» Exercise requirements
Transcribe the entries below exactly; leave every image out.

» Supplied records
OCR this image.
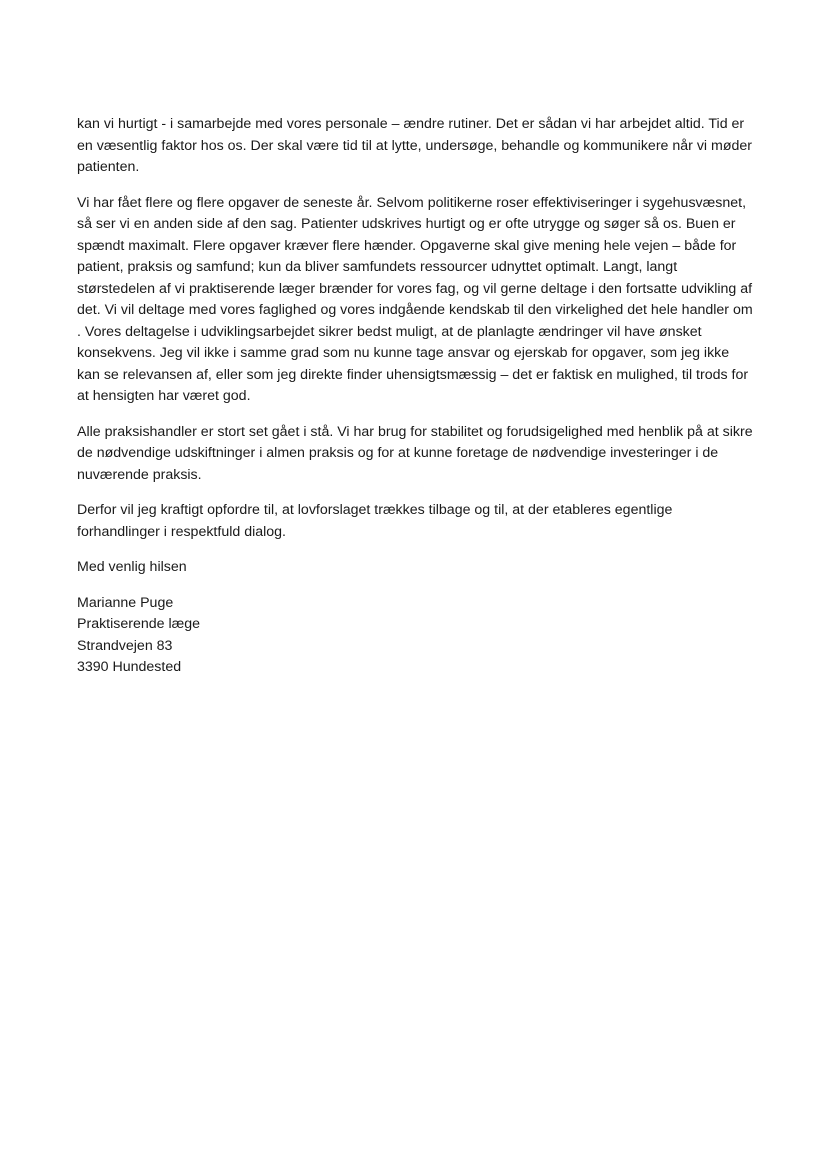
kan vi hurtigt - i samarbejde med vores personale – ændre rutiner. Det er sådan vi har arbejdet altid. Tid er en væsentlig faktor hos os. Der skal være tid til at lytte, undersøge, behandle og kommunikere når vi møder patienten.

Vi har fået flere og flere opgaver de seneste år. Selvom politikerne roser effektiviseringer i sygehusvæsnet, så ser vi en anden side af den sag. Patienter udskrives hurtigt og er ofte utrygge og søger så os. Buen er spændt maximalt. Flere opgaver kræver flere hænder. Opgaverne skal give mening hele vejen – både for patient, praksis og samfund; kun da bliver samfundets ressourcer udnyttet optimalt. Langt, langt størstedelen af vi praktiserende læger brænder for vores fag, og vil gerne deltage i den fortsatte udvikling af det. Vi vil deltage med vores faglighed og vores indgående kendskab til den virkelighed det hele handler om . Vores deltagelse i udviklingsarbejdet sikrer bedst muligt, at de planlagte ændringer vil have ønsket konsekvens. Jeg vil ikke i samme grad som nu kunne tage ansvar og ejerskab for opgaver, som jeg ikke kan se relevansen af, eller som jeg direkte finder uhensigtsmæssig – det er faktisk en mulighed, til trods for at hensigten har været god.

Alle praksishandler er stort set gået i stå. Vi har brug for stabilitet og forudsigelighed med henblik på at sikre de nødvendige udskiftninger i almen praksis og for at kunne foretage de nødvendige investeringer i de nuværende praksis.

Derfor vil jeg kraftigt opfordre til, at lovforslaget trækkes tilbage og til, at der etableres egentlige forhandlinger i respektfuld dialog.

Med venlig hilsen

Marianne Puge
Praktiserende læge
Strandvejen 83
3390 Hundested
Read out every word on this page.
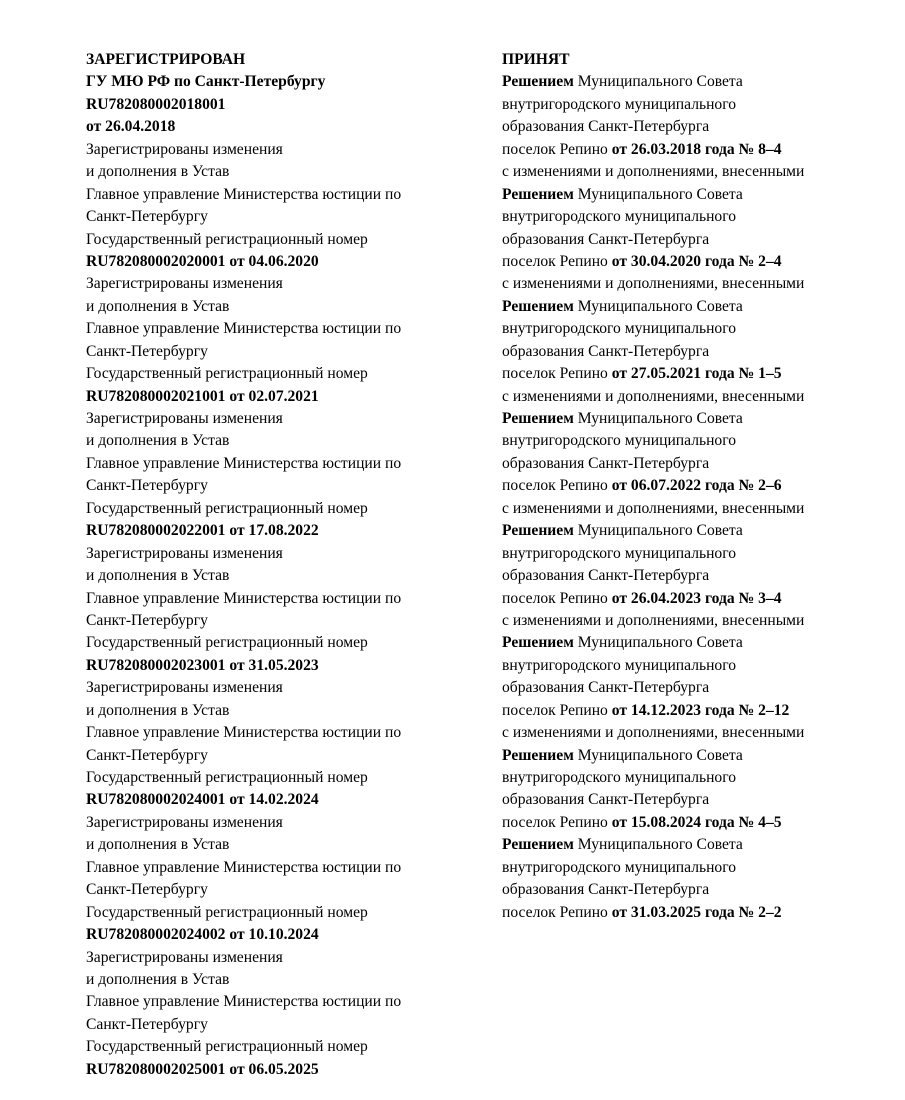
ЗАРЕГИСТРИРОВАН
ГУ МЮ РФ по Санкт-Петербургу
RU782080002018001
от 26.04.2018
Зарегистрированы изменения
и дополнения в Устав
Главное управление Министерства юстиции по
Санкт-Петербургу
Государственный регистрационный номер
RU782080002020001 от 04.06.2020
Зарегистрированы изменения
и дополнения в Устав
Главное управление Министерства юстиции по
Санкт-Петербургу
Государственный регистрационный номер
RU782080002021001 от 02.07.2021
Зарегистрированы изменения
и дополнения в Устав
Главное управление Министерства юстиции по
Санкт-Петербургу
Государственный регистрационный номер
RU782080002022001 от 17.08.2022
Зарегистрированы изменения
и дополнения в Устав
Главное управление Министерства юстиции по
Санкт-Петербургу
Государственный регистрационный номер
RU782080002023001 от 31.05.2023
Зарегистрированы изменения
и дополнения в Устав
Главное управление Министерства юстиции по
Санкт-Петербургу
Государственный регистрационный номер
RU782080002024001 от 14.02.2024
Зарегистрированы изменения
и дополнения в Устав
Главное управление Министерства юстиции по
Санкт-Петербургу
Государственный регистрационный номер
RU782080002024002 от 10.10.2024
Зарегистрированы изменения
и дополнения в Устав
Главное управление Министерства юстиции по
Санкт-Петербургу
Государственный регистрационный номер
RU782080002025001 от 06.05.2025
ПРИНЯТ
Решением Муниципального Совета
внутригородского муниципального
образования Санкт-Петербурга
поселок Репино от 26.03.2018 года № 8–4
с изменениями и дополнениями, внесенными
Решением Муниципального Совета
внутригородского муниципального
образования Санкт-Петербурга
поселок Репино от 30.04.2020 года № 2–4
с изменениями и дополнениями, внесенными
Решением Муниципального Совета
внутригородского муниципального
образования Санкт-Петербурга
поселок Репино от 27.05.2021 года № 1–5
с изменениями и дополнениями, внесенными
Решением Муниципального Совета
внутригородского муниципального
образования Санкт-Петербурга
поселок Репино от 06.07.2022 года № 2–6
с изменениями и дополнениями, внесенными
Решением Муниципального Совета
внутригородского муниципального
образования Санкт-Петербурга
поселок Репино от 26.04.2023 года № 3–4
с изменениями и дополнениями, внесенными
Решением Муниципального Совета
внутригородского муниципального
образования Санкт-Петербурга
поселок Репино от 14.12.2023 года № 2–12
с изменениями и дополнениями, внесенными
Решением Муниципального Совета
внутригородского муниципального
образования Санкт-Петербурга
поселок Репино от 15.08.2024 года № 4–5
Решением Муниципального Совета
внутригородского муниципального
образования Санкт-Петербурга
поселок Репино от 31.03.2025 года № 2–2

» Worked answer
OCR this image.
kan vi hurtigt - i samarbejde med vores personale – ændre rutiner. Det er sådan vi har arbejdet altid. Tid er en væsentlig faktor hos os. Der skal være tid til at lytte, undersøge, behandle og kommunikere når vi møder patienten.

Vi har fået flere og flere opgaver de seneste år. Selvom politikerne roser effektiviseringer i sygehusvæsnet, så ser vi en anden side af den sag. Patienter udskrives hurtigt og er ofte utrygge og søger så os. Buen er spændt maximalt. Flere opgaver kræver flere hænder. Opgaverne skal give mening hele vejen – både for patient, praksis og samfund; kun da bliver samfundets ressourcer udnyttet optimalt. Langt, langt størstedelen af vi praktiserende læger brænder for vores fag, og vil gerne deltage i den fortsatte udvikling af det. Vi vil deltage med vores faglighed og vores indgående kendskab til den virkelighed det hele handler om . Vores deltagelse i udviklingsarbejdet sikrer bedst muligt, at de planlagte ændringer vil have ønsket konsekvens. Jeg vil ikke i samme grad som nu kunne tage ansvar og ejerskab for opgaver, som jeg ikke kan se relevansen af, eller som jeg direkte finder uhensigtsmæssig – det er faktisk en mulighed, til trods for at hensigten har været god.

Alle praksishandler er stort set gået i stå. Vi har brug for stabilitet og forudsigelighed med henblik på at sikre de nødvendige udskiftninger i almen praksis og for at kunne foretage de nødvendige investeringer i de nuværende praksis.

Derfor vil jeg kraftigt opfordre til, at lovforslaget trækkes tilbage og til, at der etableres egentlige forhandlinger i respektfuld dialog.

Med venlig hilsen

Marianne Puge
Praktiserende læge
Strandvejen 83
3390 Hundested
Read out every word on this page.
ЗАРЕГИСТРИРОВАН
ГУ МЮ РФ по Санкт-Петербургу
RU782080002018001
от 26.04.2018
Зарегистрированы изменения
и дополнения в Устав
Главное управление Министерства юстиции по
Санкт-Петербургу
Государственный регистрационный номер
RU782080002020001 от 04.06.2020
Зарегистрированы изменения
и дополнения в Устав
Главное управление Министерства юстиции по
Санкт-Петербургу
Государственный регистрационный номер
RU782080002021001 от 02.07.2021
Зарегистрированы изменения
и дополнения в Устав
Главное управление Министерства юстиции по
Санкт-Петербургу
Государственный регистрационный номер
RU782080002022001 от 17.08.2022
Зарегистрированы изменения
и дополнения в Устав
Главное управление Министерства юстиции по
Санкт-Петербургу
Государственный регистрационный номер
RU782080002023001 от 31.05.2023
Зарегистрированы изменения
и дополнения в Устав
Главное управление Министерства юстиции по
Санкт-Петербургу
Государственный регистрационный номер
RU782080002024001 от 14.02.2024
Зарегистрированы изменения
и дополнения в Устав
Главное управление Министерства юстиции по
Санкт-Петербургу
Государственный регистрационный номер
RU782080002024002 от 10.10.2024
Зарегистрированы изменения
и дополнения в Устав
Главное управление Министерства юстиции по
Санкт-Петербургу
Государственный регистрационный номер
RU782080002025001 от 06.05.2025
ПРИНЯТ
Решением Муниципального Совета
внутригородского муниципального
образования Санкт-Петербурга
поселок Репино от 26.03.2018 года № 8–4
с изменениями и дополнениями, внесенными
Решением Муниципального Совета
внутригородского муниципального
образования Санкт-Петербурга
поселок Репино от 30.04.2020 года № 2–4
с изменениями и дополнениями, внесенными
Решением Муниципального Совета
внутригородского муниципального
образования Санкт-Петербурга
поселок Репино от 27.05.2021 года № 1–5
с изменениями и дополнениями, внесенными
Решением Муниципального Совета
внутригородского муниципального
образования Санкт-Петербурга
поселок Репино от 06.07.2022 года № 2–6
с изменениями и дополнениями, внесенными
Решением Муниципального Совета
внутригородского муниципального
образования Санкт-Петербурга
поселок Репино от 26.04.2023 года № 3–4
с изменениями и дополнениями, внесенными
Решением Муниципального Совета
внутригородского муниципального
образования Санкт-Петербурга
поселок Репино от 14.12.2023 года № 2–12
с изменениями и дополнениями, внесенными
Решением Муниципального Совета
внутригородского муниципального
образования Санкт-Петербурга
поселок Репино от 15.08.2024 года № 4–5
Решением Муниципального Совета
внутригородского муниципального
образования Санкт-Петербурга
поселок Репино от 31.03.2025 года № 2–2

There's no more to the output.